- _Aim_:
The material below should be written out in full and exactly; pictures stay out of the copy.

— Begin —

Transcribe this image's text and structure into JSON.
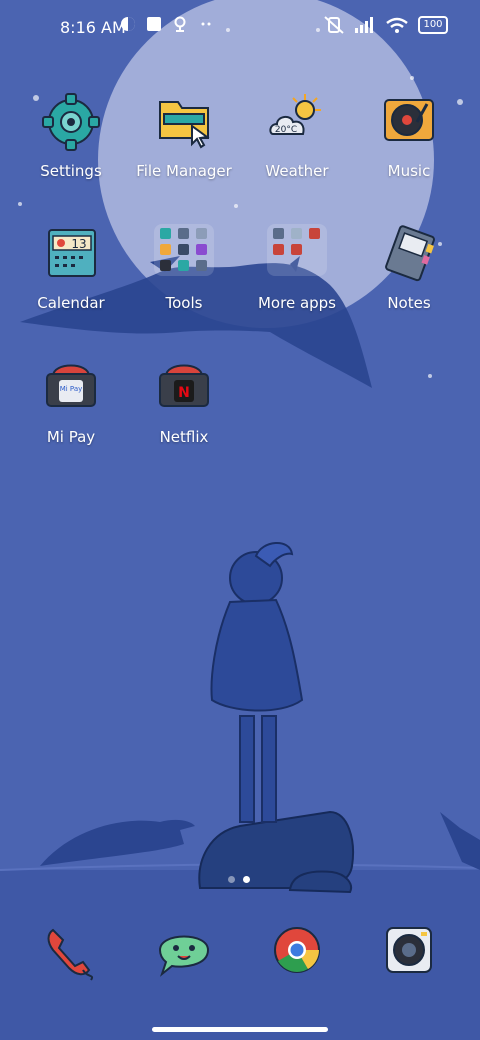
{
  "status_bar": {
    "time": "8:16 AM",
    "battery_level": "100"
  },
  "apps": {
    "settings": {
      "label": "Settings"
    },
    "file_manager": {
      "label": "File Manager"
    },
    "weather": {
      "label": "Weather",
      "temperature": "20°C"
    },
    "music": {
      "label": "Music"
    },
    "calendar": {
      "label": "Calendar",
      "day": "13"
    },
    "tools": {
      "label": "Tools"
    },
    "more_apps": {
      "label": "More apps"
    },
    "notes": {
      "label": "Notes"
    },
    "mi_pay": {
      "label": "Mi Pay",
      "badge_text": "Mi Pay"
    },
    "netflix": {
      "label": "Netflix",
      "badge_text": "N"
    }
  },
  "dock": {
    "items": [
      {
        "icon": "phone-icon"
      },
      {
        "icon": "messages-icon"
      },
      {
        "icon": "chrome-icon"
      },
      {
        "icon": "camera-icon"
      }
    ]
  },
  "pages": {
    "count": 2,
    "active": 2
  },
  "colors": {
    "wallpaper": "#4a63b0",
    "moon": "#aab5de",
    "text": "#ffffff"
  }
}
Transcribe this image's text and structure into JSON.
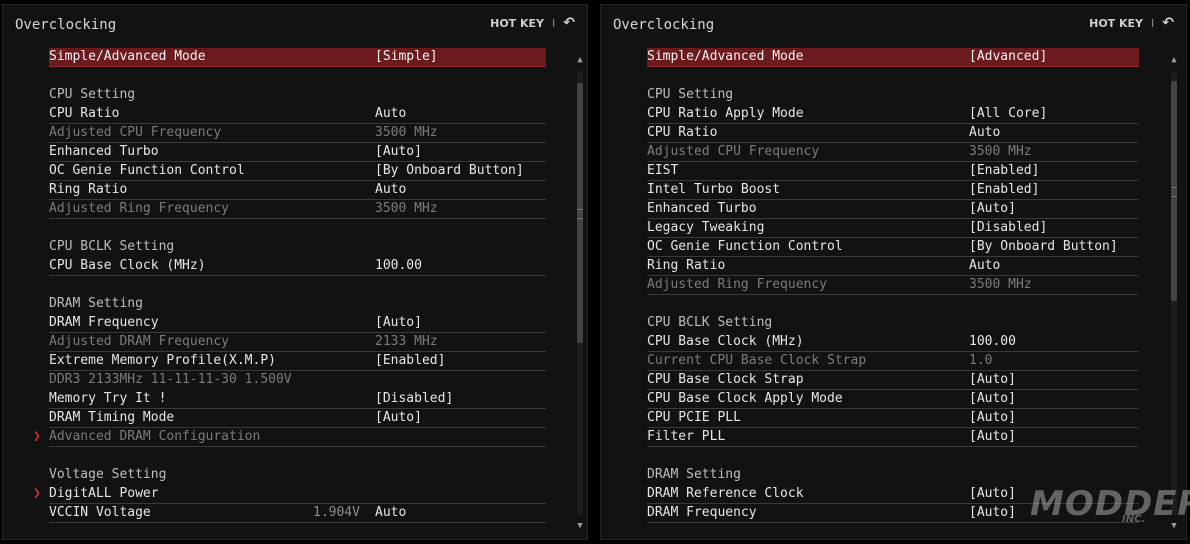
{
  "hotkey_label": "HOT KEY",
  "hotkey_sep": "I",
  "back_glyph": "↶",
  "colors": {
    "selected": "#6c1a1d",
    "arrow": "#d0302c",
    "dim": "#7b7b7b",
    "background": "#121212"
  },
  "left": {
    "title": "Overclocking",
    "rows": [
      {
        "type": "item",
        "selected": true,
        "label": "Simple/Advanced Mode",
        "value": "[Simple]"
      },
      {
        "type": "gap"
      },
      {
        "type": "section",
        "label": "CPU Setting"
      },
      {
        "type": "item",
        "label": "CPU Ratio",
        "value": "Auto"
      },
      {
        "type": "item",
        "dim": true,
        "label": "Adjusted CPU Frequency",
        "value": "3500 MHz"
      },
      {
        "type": "item",
        "label": "Enhanced Turbo",
        "value": "[Auto]"
      },
      {
        "type": "item",
        "label": "OC Genie Function Control",
        "value": "[By Onboard Button]"
      },
      {
        "type": "item",
        "label": "Ring Ratio",
        "value": "Auto"
      },
      {
        "type": "item",
        "dim": true,
        "label": "Adjusted Ring Frequency",
        "value": "3500 MHz"
      },
      {
        "type": "gap"
      },
      {
        "type": "section",
        "label": "CPU BCLK Setting"
      },
      {
        "type": "item",
        "label": "CPU Base Clock (MHz)",
        "value": "100.00"
      },
      {
        "type": "gap"
      },
      {
        "type": "section",
        "label": "DRAM Setting"
      },
      {
        "type": "item",
        "label": "DRAM Frequency",
        "value": "[Auto]"
      },
      {
        "type": "item",
        "dim": true,
        "label": "Adjusted DRAM Frequency",
        "value": "2133 MHz"
      },
      {
        "type": "item",
        "label": "Extreme Memory Profile(X.M.P)",
        "value": "[Enabled]"
      },
      {
        "type": "text",
        "dim": true,
        "label": "DDR3 2133MHz 11-11-11-30 1.500V"
      },
      {
        "type": "item",
        "label": "Memory Try It !",
        "value": "[Disabled]"
      },
      {
        "type": "item",
        "label": "DRAM Timing Mode",
        "value": "[Auto]"
      },
      {
        "type": "item",
        "dim": true,
        "arrow": true,
        "label": "Advanced DRAM Configuration"
      },
      {
        "type": "gap"
      },
      {
        "type": "section",
        "label": "Voltage Setting"
      },
      {
        "type": "item",
        "arrow": true,
        "label": "DigitALL Power"
      },
      {
        "type": "item",
        "label": "VCCIN Voltage",
        "extra": "1.904V",
        "value": "Auto"
      }
    ]
  },
  "right": {
    "title": "Overclocking",
    "rows": [
      {
        "type": "item",
        "selected": true,
        "label": "Simple/Advanced Mode",
        "value": "[Advanced]"
      },
      {
        "type": "gap"
      },
      {
        "type": "section",
        "label": "CPU Setting"
      },
      {
        "type": "item",
        "label": "CPU Ratio Apply Mode",
        "value": "[All Core]"
      },
      {
        "type": "item",
        "label": "CPU Ratio",
        "value": "Auto"
      },
      {
        "type": "item",
        "dim": true,
        "label": "Adjusted CPU Frequency",
        "value": "3500 MHz"
      },
      {
        "type": "item",
        "label": "EIST",
        "value": "[Enabled]"
      },
      {
        "type": "item",
        "label": "Intel Turbo Boost",
        "value": "[Enabled]"
      },
      {
        "type": "item",
        "label": "Enhanced Turbo",
        "value": "[Auto]"
      },
      {
        "type": "item",
        "label": "Legacy Tweaking",
        "value": "[Disabled]"
      },
      {
        "type": "item",
        "label": "OC Genie Function Control",
        "value": "[By Onboard Button]"
      },
      {
        "type": "item",
        "label": "Ring Ratio",
        "value": "Auto"
      },
      {
        "type": "item",
        "dim": true,
        "label": "Adjusted Ring Frequency",
        "value": "3500 MHz"
      },
      {
        "type": "gap"
      },
      {
        "type": "section",
        "label": "CPU BCLK Setting"
      },
      {
        "type": "item",
        "label": "CPU Base Clock (MHz)",
        "value": "100.00"
      },
      {
        "type": "item",
        "dim": true,
        "label": "Current CPU Base Clock Strap",
        "value": "1.0"
      },
      {
        "type": "item",
        "label": "CPU Base Clock Strap",
        "value": "[Auto]"
      },
      {
        "type": "item",
        "label": "CPU Base Clock Apply Mode",
        "value": "[Auto]"
      },
      {
        "type": "item",
        "label": "CPU PCIE PLL",
        "value": "[Auto]"
      },
      {
        "type": "item",
        "label": "Filter PLL",
        "value": "[Auto]"
      },
      {
        "type": "gap"
      },
      {
        "type": "section",
        "label": "DRAM Setting"
      },
      {
        "type": "item",
        "label": "DRAM Reference Clock",
        "value": "[Auto]"
      },
      {
        "type": "item",
        "label": "DRAM Frequency",
        "value": "[Auto]"
      }
    ]
  },
  "watermark": {
    "main": "MODDERS",
    "sub": "INC."
  }
}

— End —

- _Exercise response_:
Transcribe this image's text and structure into JSON.
{
  "status_bar": {
    "time": "8:16 AM",
    "battery_level": "100"
  },
  "apps": {
    "settings": {
      "label": "Settings"
    },
    "file_manager": {
      "label": "File Manager"
    },
    "weather": {
      "label": "Weather",
      "temperature": "20°C"
    },
    "music": {
      "label": "Music"
    },
    "calendar": {
      "label": "Calendar",
      "day": "13"
    },
    "tools": {
      "label": "Tools"
    },
    "more_apps": {
      "label": "More apps"
    },
    "notes": {
      "label": "Notes"
    },
    "mi_pay": {
      "label": "Mi Pay",
      "badge_text": "Mi Pay"
    },
    "netflix": {
      "label": "Netflix",
      "badge_text": "N"
    }
  },
  "dock": {
    "items": [
      {
        "icon": "phone-icon"
      },
      {
        "icon": "messages-icon"
      },
      {
        "icon": "chrome-icon"
      },
      {
        "icon": "camera-icon"
      }
    ]
  },
  "pages": {
    "count": 2,
    "active": 2
  },
  "colors": {
    "wallpaper": "#4a63b0",
    "moon": "#aab5de",
    "text": "#ffffff"
  }
}
Transcribe this image's text and structure into JSON.
{
  "hotkey_label": "HOT KEY",
  "hotkey_sep": "I",
  "back_glyph": "↶",
  "colors": {
    "selected": "#6c1a1d",
    "arrow": "#d0302c",
    "dim": "#7b7b7b",
    "background": "#121212"
  },
  "left": {
    "title": "Overclocking",
    "rows": [
      {
        "type": "item",
        "selected": true,
        "label": "Simple/Advanced Mode",
        "value": "[Simple]"
      },
      {
        "type": "gap"
      },
      {
        "type": "section",
        "label": "CPU Setting"
      },
      {
        "type": "item",
        "label": "CPU Ratio",
        "value": "Auto"
      },
      {
        "type": "item",
        "dim": true,
        "label": "Adjusted CPU Frequency",
        "value": "3500 MHz"
      },
      {
        "type": "item",
        "label": "Enhanced Turbo",
        "value": "[Auto]"
      },
      {
        "type": "item",
        "label": "OC Genie Function Control",
        "value": "[By Onboard Button]"
      },
      {
        "type": "item",
        "label": "Ring Ratio",
        "value": "Auto"
      },
      {
        "type": "item",
        "dim": true,
        "label": "Adjusted Ring Frequency",
        "value": "3500 MHz"
      },
      {
        "type": "gap"
      },
      {
        "type": "section",
        "label": "CPU BCLK Setting"
      },
      {
        "type": "item",
        "label": "CPU Base Clock (MHz)",
        "value": "100.00"
      },
      {
        "type": "gap"
      },
      {
        "type": "section",
        "label": "DRAM Setting"
      },
      {
        "type": "item",
        "label": "DRAM Frequency",
        "value": "[Auto]"
      },
      {
        "type": "item",
        "dim": true,
        "label": "Adjusted DRAM Frequency",
        "value": "2133 MHz"
      },
      {
        "type": "item",
        "label": "Extreme Memory Profile(X.M.P)",
        "value": "[Enabled]"
      },
      {
        "type": "text",
        "dim": true,
        "label": "DDR3 2133MHz 11-11-11-30 1.500V"
      },
      {
        "type": "item",
        "label": "Memory Try It !",
        "value": "[Disabled]"
      },
      {
        "type": "item",
        "label": "DRAM Timing Mode",
        "value": "[Auto]"
      },
      {
        "type": "item",
        "dim": true,
        "arrow": true,
        "label": "Advanced DRAM Configuration"
      },
      {
        "type": "gap"
      },
      {
        "type": "section",
        "label": "Voltage Setting"
      },
      {
        "type": "item",
        "arrow": true,
        "label": "DigitALL Power"
      },
      {
        "type": "item",
        "label": "VCCIN Voltage",
        "extra": "1.904V",
        "value": "Auto"
      }
    ]
  },
  "right": {
    "title": "Overclocking",
    "rows": [
      {
        "type": "item",
        "selected": true,
        "label": "Simple/Advanced Mode",
        "value": "[Advanced]"
      },
      {
        "type": "gap"
      },
      {
        "type": "section",
        "label": "CPU Setting"
      },
      {
        "type": "item",
        "label": "CPU Ratio Apply Mode",
        "value": "[All Core]"
      },
      {
        "type": "item",
        "label": "CPU Ratio",
        "value": "Auto"
      },
      {
        "type": "item",
        "dim": true,
        "label": "Adjusted CPU Frequency",
        "value": "3500 MHz"
      },
      {
        "type": "item",
        "label": "EIST",
        "value": "[Enabled]"
      },
      {
        "type": "item",
        "label": "Intel Turbo Boost",
        "value": "[Enabled]"
      },
      {
        "type": "item",
        "label": "Enhanced Turbo",
        "value": "[Auto]"
      },
      {
        "type": "item",
        "label": "Legacy Tweaking",
        "value": "[Disabled]"
      },
      {
        "type": "item",
        "label": "OC Genie Function Control",
        "value": "[By Onboard Button]"
      },
      {
        "type": "item",
        "label": "Ring Ratio",
        "value": "Auto"
      },
      {
        "type": "item",
        "dim": true,
        "label": "Adjusted Ring Frequency",
        "value": "3500 MHz"
      },
      {
        "type": "gap"
      },
      {
        "type": "section",
        "label": "CPU BCLK Setting"
      },
      {
        "type": "item",
        "label": "CPU Base Clock (MHz)",
        "value": "100.00"
      },
      {
        "type": "item",
        "dim": true,
        "label": "Current CPU Base Clock Strap",
        "value": "1.0"
      },
      {
        "type": "item",
        "label": "CPU Base Clock Strap",
        "value": "[Auto]"
      },
      {
        "type": "item",
        "label": "CPU Base Clock Apply Mode",
        "value": "[Auto]"
      },
      {
        "type": "item",
        "label": "CPU PCIE PLL",
        "value": "[Auto]"
      },
      {
        "type": "item",
        "label": "Filter PLL",
        "value": "[Auto]"
      },
      {
        "type": "gap"
      },
      {
        "type": "section",
        "label": "DRAM Setting"
      },
      {
        "type": "item",
        "label": "DRAM Reference Clock",
        "value": "[Auto]"
      },
      {
        "type": "item",
        "label": "DRAM Frequency",
        "value": "[Auto]"
      }
    ]
  },
  "watermark": {
    "main": "MODDERS",
    "sub": "INC."
  }
}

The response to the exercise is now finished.